REQUIRED TASK: Among the lines of this listing, determine how many contain the string "want". Answer with the number only.

LISTING:
--

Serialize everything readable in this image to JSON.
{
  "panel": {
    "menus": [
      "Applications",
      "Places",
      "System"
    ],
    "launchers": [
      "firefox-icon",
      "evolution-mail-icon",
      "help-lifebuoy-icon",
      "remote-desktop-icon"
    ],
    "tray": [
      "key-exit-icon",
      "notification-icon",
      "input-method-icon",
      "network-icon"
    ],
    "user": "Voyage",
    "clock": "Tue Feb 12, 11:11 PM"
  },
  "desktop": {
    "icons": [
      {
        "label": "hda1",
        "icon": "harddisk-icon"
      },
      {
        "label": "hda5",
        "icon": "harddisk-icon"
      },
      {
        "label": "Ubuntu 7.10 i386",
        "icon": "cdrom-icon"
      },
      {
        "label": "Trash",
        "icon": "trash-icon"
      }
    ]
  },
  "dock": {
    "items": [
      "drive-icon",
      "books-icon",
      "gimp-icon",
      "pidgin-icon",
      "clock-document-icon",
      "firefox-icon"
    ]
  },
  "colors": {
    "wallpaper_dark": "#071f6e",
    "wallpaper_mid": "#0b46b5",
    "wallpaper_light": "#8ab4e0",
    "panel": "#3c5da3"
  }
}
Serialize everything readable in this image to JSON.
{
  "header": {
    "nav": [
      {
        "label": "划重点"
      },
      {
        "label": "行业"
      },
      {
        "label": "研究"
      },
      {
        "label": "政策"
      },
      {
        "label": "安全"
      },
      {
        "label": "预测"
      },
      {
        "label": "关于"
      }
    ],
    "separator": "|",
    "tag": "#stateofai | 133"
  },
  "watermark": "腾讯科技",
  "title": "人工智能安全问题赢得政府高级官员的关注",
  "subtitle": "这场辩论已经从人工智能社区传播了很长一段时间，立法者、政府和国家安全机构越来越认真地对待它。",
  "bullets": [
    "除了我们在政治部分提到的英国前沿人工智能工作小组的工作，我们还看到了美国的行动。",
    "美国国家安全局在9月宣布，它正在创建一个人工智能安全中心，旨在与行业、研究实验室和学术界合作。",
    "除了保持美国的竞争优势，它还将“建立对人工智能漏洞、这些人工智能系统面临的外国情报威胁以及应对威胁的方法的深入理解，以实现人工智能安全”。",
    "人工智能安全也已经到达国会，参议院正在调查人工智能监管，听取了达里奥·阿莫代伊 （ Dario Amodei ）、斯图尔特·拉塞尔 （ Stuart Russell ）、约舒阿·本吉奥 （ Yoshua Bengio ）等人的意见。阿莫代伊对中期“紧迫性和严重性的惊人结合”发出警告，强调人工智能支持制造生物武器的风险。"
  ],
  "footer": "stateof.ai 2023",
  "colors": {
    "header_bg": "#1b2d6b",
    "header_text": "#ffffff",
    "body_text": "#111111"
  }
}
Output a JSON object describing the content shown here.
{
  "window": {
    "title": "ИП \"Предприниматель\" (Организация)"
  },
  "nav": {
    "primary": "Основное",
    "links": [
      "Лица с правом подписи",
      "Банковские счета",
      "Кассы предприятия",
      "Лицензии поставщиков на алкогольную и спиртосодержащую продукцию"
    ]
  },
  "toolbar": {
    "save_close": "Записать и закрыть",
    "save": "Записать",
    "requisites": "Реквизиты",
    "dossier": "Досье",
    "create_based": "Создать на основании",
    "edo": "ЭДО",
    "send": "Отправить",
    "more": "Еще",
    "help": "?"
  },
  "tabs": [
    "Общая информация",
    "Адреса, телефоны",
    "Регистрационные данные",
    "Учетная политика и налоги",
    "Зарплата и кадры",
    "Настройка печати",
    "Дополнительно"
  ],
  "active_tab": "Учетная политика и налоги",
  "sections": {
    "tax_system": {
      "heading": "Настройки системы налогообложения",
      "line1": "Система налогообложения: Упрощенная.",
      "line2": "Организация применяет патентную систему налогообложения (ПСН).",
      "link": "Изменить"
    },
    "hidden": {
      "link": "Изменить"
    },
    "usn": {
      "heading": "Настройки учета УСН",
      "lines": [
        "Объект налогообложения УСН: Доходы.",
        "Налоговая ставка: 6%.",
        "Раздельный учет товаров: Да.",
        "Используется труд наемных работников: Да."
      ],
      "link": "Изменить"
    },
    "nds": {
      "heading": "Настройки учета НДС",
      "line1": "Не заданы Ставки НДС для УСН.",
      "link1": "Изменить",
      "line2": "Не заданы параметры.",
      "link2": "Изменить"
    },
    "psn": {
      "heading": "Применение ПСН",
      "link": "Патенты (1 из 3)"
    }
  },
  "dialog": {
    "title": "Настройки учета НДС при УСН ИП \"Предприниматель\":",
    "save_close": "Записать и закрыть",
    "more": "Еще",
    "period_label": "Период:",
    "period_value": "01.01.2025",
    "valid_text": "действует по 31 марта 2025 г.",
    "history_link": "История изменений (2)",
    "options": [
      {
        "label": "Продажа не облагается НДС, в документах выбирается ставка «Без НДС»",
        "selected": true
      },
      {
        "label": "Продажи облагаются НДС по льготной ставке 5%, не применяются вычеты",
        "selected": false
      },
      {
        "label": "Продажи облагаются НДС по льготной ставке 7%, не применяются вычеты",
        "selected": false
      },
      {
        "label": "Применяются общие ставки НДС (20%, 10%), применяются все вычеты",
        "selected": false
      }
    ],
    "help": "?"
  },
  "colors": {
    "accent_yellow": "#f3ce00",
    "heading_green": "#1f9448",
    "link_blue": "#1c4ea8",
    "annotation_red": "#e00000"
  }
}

--

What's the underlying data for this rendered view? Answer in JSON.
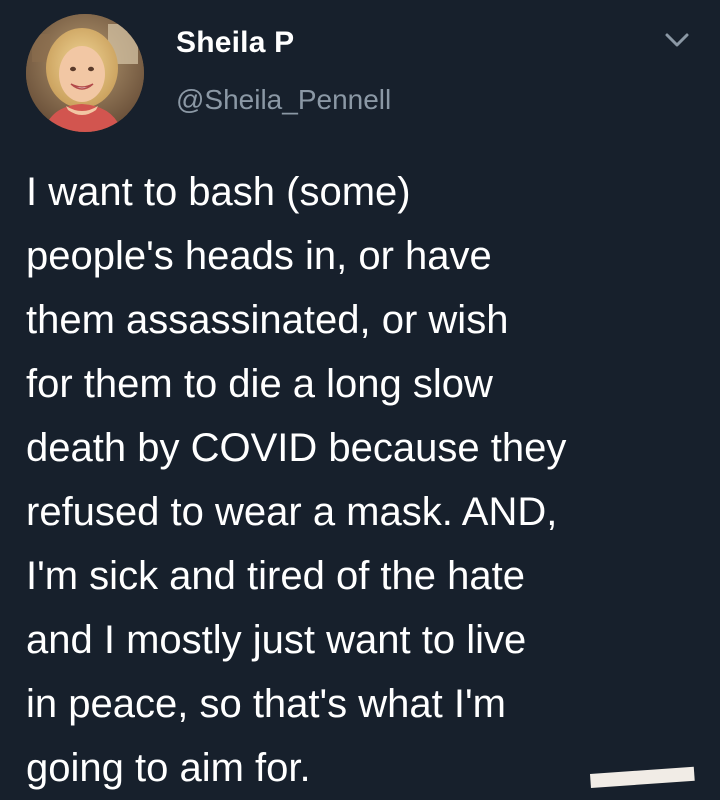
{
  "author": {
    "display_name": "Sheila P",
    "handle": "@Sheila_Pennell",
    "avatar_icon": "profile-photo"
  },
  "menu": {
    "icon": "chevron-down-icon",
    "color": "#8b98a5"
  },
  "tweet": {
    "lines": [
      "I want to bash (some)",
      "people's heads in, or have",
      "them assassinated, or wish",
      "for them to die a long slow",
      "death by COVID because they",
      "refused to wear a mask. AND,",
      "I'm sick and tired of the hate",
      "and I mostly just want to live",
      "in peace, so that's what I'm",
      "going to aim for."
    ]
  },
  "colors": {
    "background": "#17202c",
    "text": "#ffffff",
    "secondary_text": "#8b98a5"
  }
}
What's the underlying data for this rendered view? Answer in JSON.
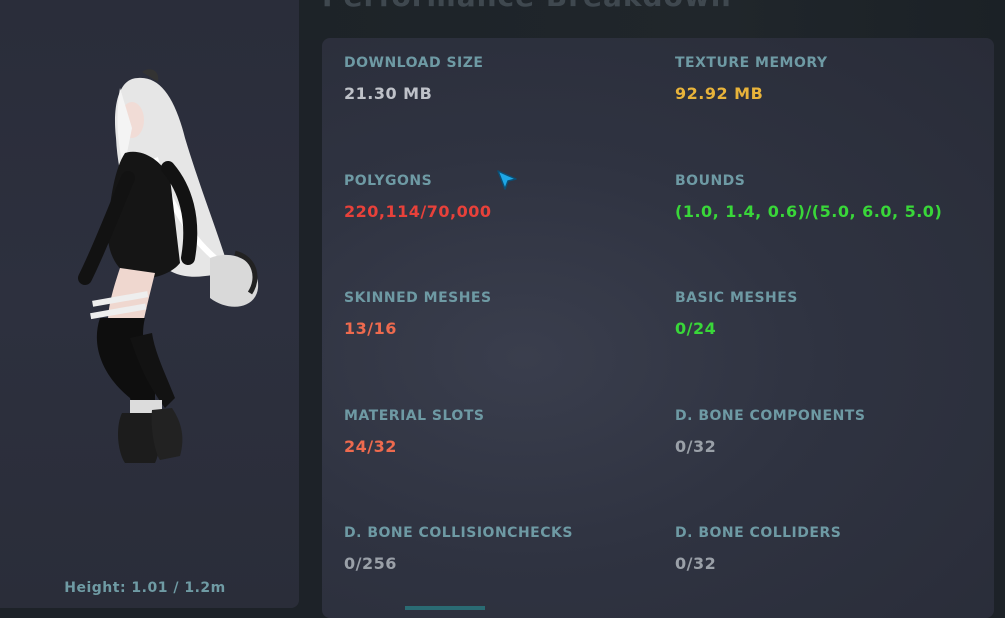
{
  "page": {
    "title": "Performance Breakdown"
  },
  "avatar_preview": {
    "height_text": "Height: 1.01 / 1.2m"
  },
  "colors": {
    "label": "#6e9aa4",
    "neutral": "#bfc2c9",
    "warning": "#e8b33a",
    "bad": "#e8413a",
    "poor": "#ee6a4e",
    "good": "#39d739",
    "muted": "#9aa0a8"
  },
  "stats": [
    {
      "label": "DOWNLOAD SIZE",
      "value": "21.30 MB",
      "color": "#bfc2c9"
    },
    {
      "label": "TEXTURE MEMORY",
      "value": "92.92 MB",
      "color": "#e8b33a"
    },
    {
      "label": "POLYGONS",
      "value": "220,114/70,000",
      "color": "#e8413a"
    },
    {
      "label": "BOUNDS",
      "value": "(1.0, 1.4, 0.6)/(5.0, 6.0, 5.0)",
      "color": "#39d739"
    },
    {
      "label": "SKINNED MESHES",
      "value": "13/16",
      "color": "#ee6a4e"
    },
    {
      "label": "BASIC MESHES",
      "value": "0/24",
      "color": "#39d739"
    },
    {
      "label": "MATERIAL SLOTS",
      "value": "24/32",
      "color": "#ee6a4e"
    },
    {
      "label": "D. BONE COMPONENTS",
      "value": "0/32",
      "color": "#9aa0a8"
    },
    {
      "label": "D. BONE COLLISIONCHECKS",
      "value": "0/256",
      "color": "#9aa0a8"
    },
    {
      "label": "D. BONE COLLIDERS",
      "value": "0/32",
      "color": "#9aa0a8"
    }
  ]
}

--

EXERCISE SOLUTION: 2